▸ Data listing:
>> start
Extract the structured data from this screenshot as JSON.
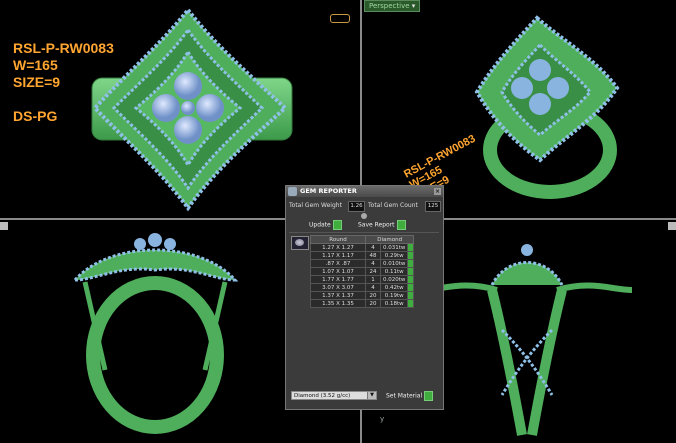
{
  "viewport_labels": {
    "perspective": "Perspective"
  },
  "ring_text": {
    "sku": "RSL-P-RW0083",
    "weight": "W=165",
    "size": "SIZE=9",
    "alloy": "DS-PG",
    "rot_sku": "RSL-P-RW0083",
    "rot_weight": "W=165",
    "rot_size": "SIZE=9",
    "rot_alloy": "PG"
  },
  "axis": {
    "y": "y"
  },
  "gem_reporter": {
    "title": "GEM REPORTER",
    "total_weight_label": "Total Gem Weight",
    "total_weight_value": "1.26",
    "total_count_label": "Total Gem Count",
    "total_count_value": "125",
    "update_label": "Update",
    "save_report_label": "Save Report",
    "columns": [
      "Round",
      "Diamond"
    ],
    "rows": [
      {
        "size": "1.27 X 1.27",
        "count": "4",
        "weight": "0.031tw"
      },
      {
        "size": "1.17 X 1.17",
        "count": "48",
        "weight": "0.29tw"
      },
      {
        "size": ".87 X .87",
        "count": "4",
        "weight": "0.010tw"
      },
      {
        "size": "1.07 X 1.07",
        "count": "24",
        "weight": "0.11tw"
      },
      {
        "size": "1.77 X 1.77",
        "count": "1",
        "weight": "0.020tw"
      },
      {
        "size": "3.07 X 3.07",
        "count": "4",
        "weight": "0.42tw"
      },
      {
        "size": "1.37 X 1.37",
        "count": "20",
        "weight": "0.19tw"
      },
      {
        "size": "1.35 X 1.35",
        "count": "20",
        "weight": "0.18tw"
      }
    ],
    "material_select": "Diamond    (3.52 g/cc)",
    "set_material_label": "Set Material"
  },
  "colors": {
    "metal": "#5fbf6a",
    "gem": "#8ab4e0",
    "text": "#ffa531"
  }
}
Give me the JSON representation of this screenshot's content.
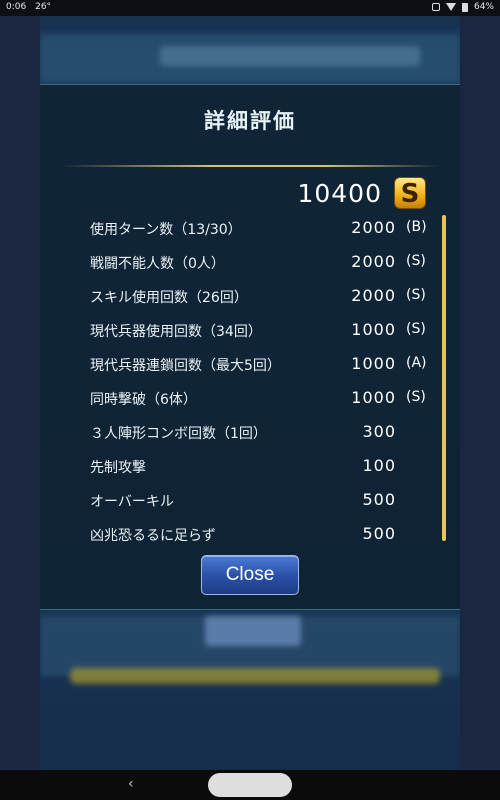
{
  "status_bar": {
    "time": "0:06",
    "temp": "26°",
    "battery": "64%",
    "icons": [
      "alarm-icon",
      "wifi-icon",
      "battery-icon"
    ]
  },
  "dialog": {
    "title": "詳細評価",
    "total_score": "10400",
    "total_rank": "S",
    "items": [
      {
        "label": "使用ターン数（13/30）",
        "value": "2000",
        "grade": "(B)"
      },
      {
        "label": "戦闘不能人数（0人）",
        "value": "2000",
        "grade": "(S)"
      },
      {
        "label": "スキル使用回数（26回）",
        "value": "2000",
        "grade": "(S)"
      },
      {
        "label": "現代兵器使用回数（34回）",
        "value": "1000",
        "grade": "(S)"
      },
      {
        "label": "現代兵器連鎖回数（最大5回）",
        "value": "1000",
        "grade": "(A)"
      },
      {
        "label": "同時撃破（6体）",
        "value": "1000",
        "grade": "(S)"
      },
      {
        "label": "３人陣形コンボ回数（1回）",
        "value": "300",
        "grade": ""
      },
      {
        "label": "先制攻撃",
        "value": "100",
        "grade": ""
      },
      {
        "label": "オーバーキル",
        "value": "500",
        "grade": ""
      },
      {
        "label": "凶兆恐るるに足らず",
        "value": "500",
        "grade": ""
      }
    ],
    "close_label": "Close"
  },
  "nav": {
    "back_glyph": "‹"
  },
  "colors": {
    "accent_gold": "#e6c65a",
    "button_blue": "#2b52a8"
  }
}
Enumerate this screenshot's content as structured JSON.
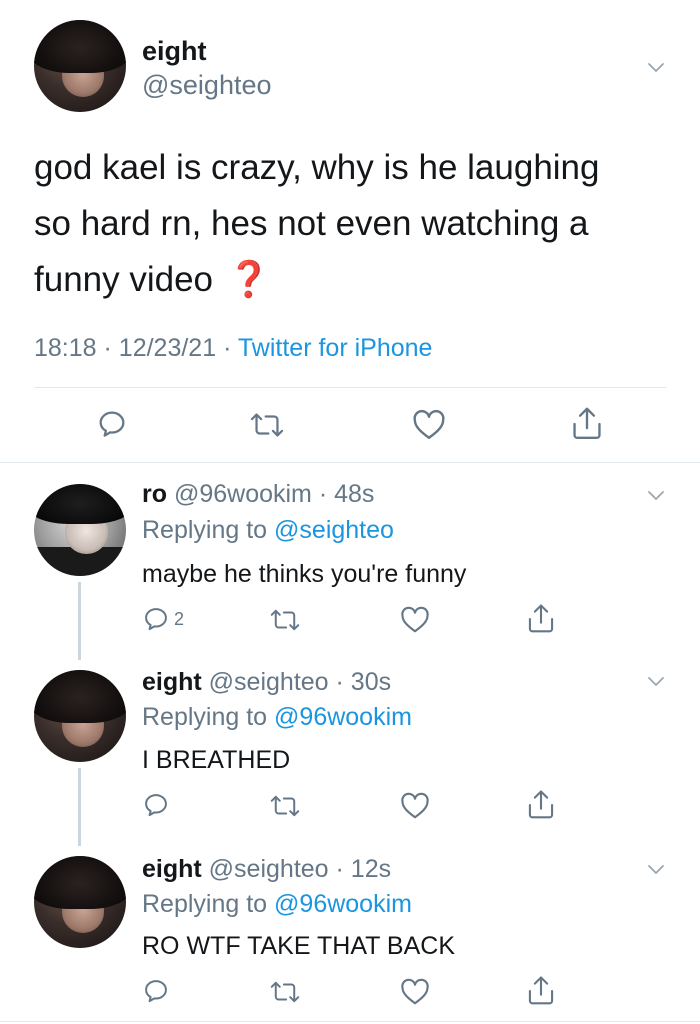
{
  "main_tweet": {
    "name": "eight",
    "handle": "@seighteo",
    "text_lines": [
      "god kael is crazy, why is he laughing",
      "so hard rn, hes not even watching a",
      "funny video"
    ],
    "emoji": "❓",
    "time": "18:18",
    "date": "12/23/21",
    "source": "Twitter for iPhone",
    "sep": "·"
  },
  "replies": [
    {
      "name": "ro",
      "handle_time": "@96wookim · 48s",
      "replying_prefix": "Replying to",
      "replying_to": "@seighteo",
      "text": "maybe he thinks you're funny",
      "reply_count": "2"
    },
    {
      "name": "eight",
      "handle_time": "@seighteo · 30s",
      "replying_prefix": "Replying to",
      "replying_to": "@96wookim",
      "text": "I BREATHED",
      "reply_count": ""
    },
    {
      "name": "eight",
      "handle_time": "@seighteo · 12s",
      "replying_prefix": "Replying to",
      "replying_to": "@96wookim",
      "text": "RO WTF TAKE THAT BACK",
      "reply_count": ""
    }
  ],
  "icons": {
    "chevron": "chevron-down-icon",
    "reply": "reply-icon",
    "retweet": "retweet-icon",
    "like": "heart-icon",
    "share": "share-icon"
  },
  "colors": {
    "text": "#14171a",
    "secondary": "#657786",
    "link": "#1b95e0",
    "divider": "#e1e8ed",
    "emoji": "#e0243c"
  }
}
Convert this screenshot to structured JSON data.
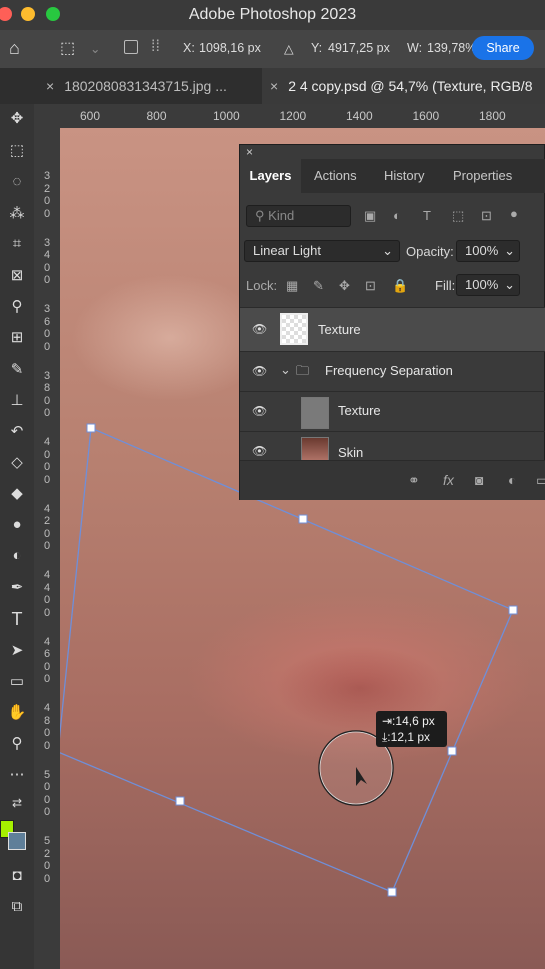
{
  "window": {
    "title": "Adobe Photoshop 2023",
    "traffic_colors": [
      "#fe5f57",
      "#febc2e",
      "#28c840"
    ]
  },
  "options_bar": {
    "x_label": "X:",
    "x_value": "1098,16 px",
    "y_label": "Y:",
    "y_value": "4917,25 px",
    "w_label": "W:",
    "w_value": "139,78%",
    "share_label": "Share"
  },
  "tabs": [
    {
      "label": "1802080831343715.jpg ...",
      "close": "×"
    },
    {
      "label": "2 4 copy.psd @ 54,7% (Texture, RGB/8",
      "close": "×"
    }
  ],
  "ruler": {
    "h_ticks": [
      "600",
      "800",
      "1000",
      "1200",
      "1400",
      "1600",
      "1800"
    ],
    "v_ticks": [
      "3200",
      "3400",
      "3600",
      "3800",
      "4000",
      "4200",
      "4400",
      "4600",
      "4800",
      "5000",
      "5200"
    ]
  },
  "layers_panel": {
    "tabs": [
      "Layers",
      "Actions",
      "History",
      "Properties"
    ],
    "kind_placeholder": "Kind",
    "blend_mode": "Linear Light",
    "opacity_label": "Opacity:",
    "opacity_value": "100%",
    "lock_label": "Lock:",
    "fill_label": "Fill:",
    "fill_value": "100%",
    "layers": [
      {
        "name": "Texture"
      },
      {
        "name": "Frequency Separation"
      },
      {
        "name": "Texture"
      },
      {
        "name": "Skin"
      }
    ]
  },
  "transform_readout": {
    "dx": "14,6 px",
    "dy": "12,1 px"
  },
  "colors": {
    "foreground": "#a6f000",
    "background": "#5f7f99",
    "transform_line": "#6f8fd9",
    "share_blue": "#1a73e8"
  }
}
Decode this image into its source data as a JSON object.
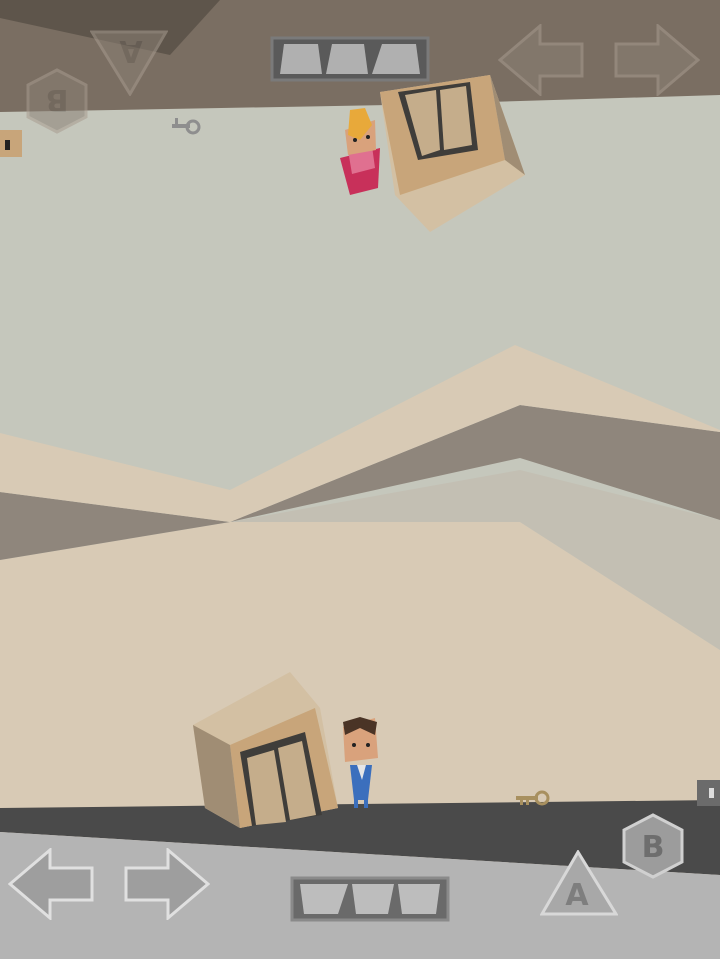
>> end
▸ Requirement: Transcribe the material exactly, leaving every picture out.

▸ Task output:
Extract the structured data from this screenshot as JSON.
{
  "viewport_labels": {
    "perspective": "Perspective"
  },
  "ring_text": {
    "sku": "RSL-P-RW0083",
    "weight": "W=165",
    "size": "SIZE=9",
    "alloy": "DS-PG",
    "rot_sku": "RSL-P-RW0083",
    "rot_weight": "W=165",
    "rot_size": "SIZE=9",
    "rot_alloy": "PG"
  },
  "axis": {
    "y": "y"
  },
  "gem_reporter": {
    "title": "GEM REPORTER",
    "total_weight_label": "Total Gem Weight",
    "total_weight_value": "1.26",
    "total_count_label": "Total Gem Count",
    "total_count_value": "125",
    "update_label": "Update",
    "save_report_label": "Save Report",
    "columns": [
      "Round",
      "Diamond"
    ],
    "rows": [
      {
        "size": "1.27 X 1.27",
        "count": "4",
        "weight": "0.031tw"
      },
      {
        "size": "1.17 X 1.17",
        "count": "48",
        "weight": "0.29tw"
      },
      {
        "size": ".87 X .87",
        "count": "4",
        "weight": "0.010tw"
      },
      {
        "size": "1.07 X 1.07",
        "count": "24",
        "weight": "0.11tw"
      },
      {
        "size": "1.77 X 1.77",
        "count": "1",
        "weight": "0.020tw"
      },
      {
        "size": "3.07 X 3.07",
        "count": "4",
        "weight": "0.42tw"
      },
      {
        "size": "1.37 X 1.37",
        "count": "20",
        "weight": "0.19tw"
      },
      {
        "size": "1.35 X 1.35",
        "count": "20",
        "weight": "0.18tw"
      }
    ],
    "material_select": "Diamond    (3.52 g/cc)",
    "set_material_label": "Set Material"
  },
  "colors": {
    "metal": "#5fbf6a",
    "gem": "#8ab4e0",
    "text": "#ffa531"
  }
}
Give me the JSON representation of this screenshot's content.
{
  "status_bar": {
    "time": "0:06",
    "temp": "26°",
    "battery": "64%",
    "icons": [
      "alarm-icon",
      "wifi-icon",
      "battery-icon"
    ]
  },
  "dialog": {
    "title": "詳細評価",
    "total_score": "10400",
    "total_rank": "S",
    "items": [
      {
        "label": "使用ターン数（13/30）",
        "value": "2000",
        "grade": "(B)"
      },
      {
        "label": "戦闘不能人数（0人）",
        "value": "2000",
        "grade": "(S)"
      },
      {
        "label": "スキル使用回数（26回）",
        "value": "2000",
        "grade": "(S)"
      },
      {
        "label": "現代兵器使用回数（34回）",
        "value": "1000",
        "grade": "(S)"
      },
      {
        "label": "現代兵器連鎖回数（最大5回）",
        "value": "1000",
        "grade": "(A)"
      },
      {
        "label": "同時撃破（6体）",
        "value": "1000",
        "grade": "(S)"
      },
      {
        "label": "３人陣形コンボ回数（1回）",
        "value": "300",
        "grade": ""
      },
      {
        "label": "先制攻撃",
        "value": "100",
        "grade": ""
      },
      {
        "label": "オーバーキル",
        "value": "500",
        "grade": ""
      },
      {
        "label": "凶兆恐るるに足らず",
        "value": "500",
        "grade": ""
      }
    ],
    "close_label": "Close"
  },
  "nav": {
    "back_glyph": "‹"
  },
  "colors": {
    "accent_gold": "#e6c65a",
    "button_blue": "#2b52a8"
  }
}
Enumerate this screenshot's content as structured JSON.
{
  "main_tweet": {
    "name": "eight",
    "handle": "@seighteo",
    "text_lines": [
      "god kael is crazy, why is he laughing",
      "so hard rn, hes not even watching a",
      "funny video"
    ],
    "emoji": "❓",
    "time": "18:18",
    "date": "12/23/21",
    "source": "Twitter for iPhone",
    "sep": "·"
  },
  "replies": [
    {
      "name": "ro",
      "handle_time": "@96wookim · 48s",
      "replying_prefix": "Replying to",
      "replying_to": "@seighteo",
      "text": "maybe he thinks you're funny",
      "reply_count": "2"
    },
    {
      "name": "eight",
      "handle_time": "@seighteo · 30s",
      "replying_prefix": "Replying to",
      "replying_to": "@96wookim",
      "text": "I BREATHED",
      "reply_count": ""
    },
    {
      "name": "eight",
      "handle_time": "@seighteo · 12s",
      "replying_prefix": "Replying to",
      "replying_to": "@96wookim",
      "text": "RO WTF TAKE THAT BACK",
      "reply_count": ""
    }
  ],
  "icons": {
    "chevron": "chevron-down-icon",
    "reply": "reply-icon",
    "retweet": "retweet-icon",
    "like": "heart-icon",
    "share": "share-icon"
  },
  "colors": {
    "text": "#14171a",
    "secondary": "#657786",
    "link": "#1b95e0",
    "divider": "#e1e8ed",
    "emoji": "#e0243c"
  }
}
Convert this screenshot to structured JSON data.
{
  "window": {
    "title": "Adobe Photoshop 2023",
    "traffic_colors": [
      "#fe5f57",
      "#febc2e",
      "#28c840"
    ]
  },
  "options_bar": {
    "x_label": "X:",
    "x_value": "1098,16 px",
    "y_label": "Y:",
    "y_value": "4917,25 px",
    "w_label": "W:",
    "w_value": "139,78%",
    "share_label": "Share"
  },
  "tabs": [
    {
      "label": "1802080831343715.jpg ...",
      "close": "×"
    },
    {
      "label": "2 4 copy.psd @ 54,7% (Texture, RGB/8",
      "close": "×"
    }
  ],
  "ruler": {
    "h_ticks": [
      "600",
      "800",
      "1000",
      "1200",
      "1400",
      "1600",
      "1800"
    ],
    "v_ticks": [
      "3200",
      "3400",
      "3600",
      "3800",
      "4000",
      "4200",
      "4400",
      "4600",
      "4800",
      "5000",
      "5200"
    ]
  },
  "layers_panel": {
    "tabs": [
      "Layers",
      "Actions",
      "History",
      "Properties"
    ],
    "kind_placeholder": "Kind",
    "blend_mode": "Linear Light",
    "opacity_label": "Opacity:",
    "opacity_value": "100%",
    "lock_label": "Lock:",
    "fill_label": "Fill:",
    "fill_value": "100%",
    "layers": [
      {
        "name": "Texture"
      },
      {
        "name": "Frequency Separation"
      },
      {
        "name": "Texture"
      },
      {
        "name": "Skin"
      }
    ]
  },
  "transform_readout": {
    "dx": "14,6 px",
    "dy": "12,1 px"
  },
  "colors": {
    "foreground": "#a6f000",
    "background": "#5f7f99",
    "transform_line": "#6f8fd9",
    "share_blue": "#1a73e8"
  }
}
Decode this image into its source data as a JSON object.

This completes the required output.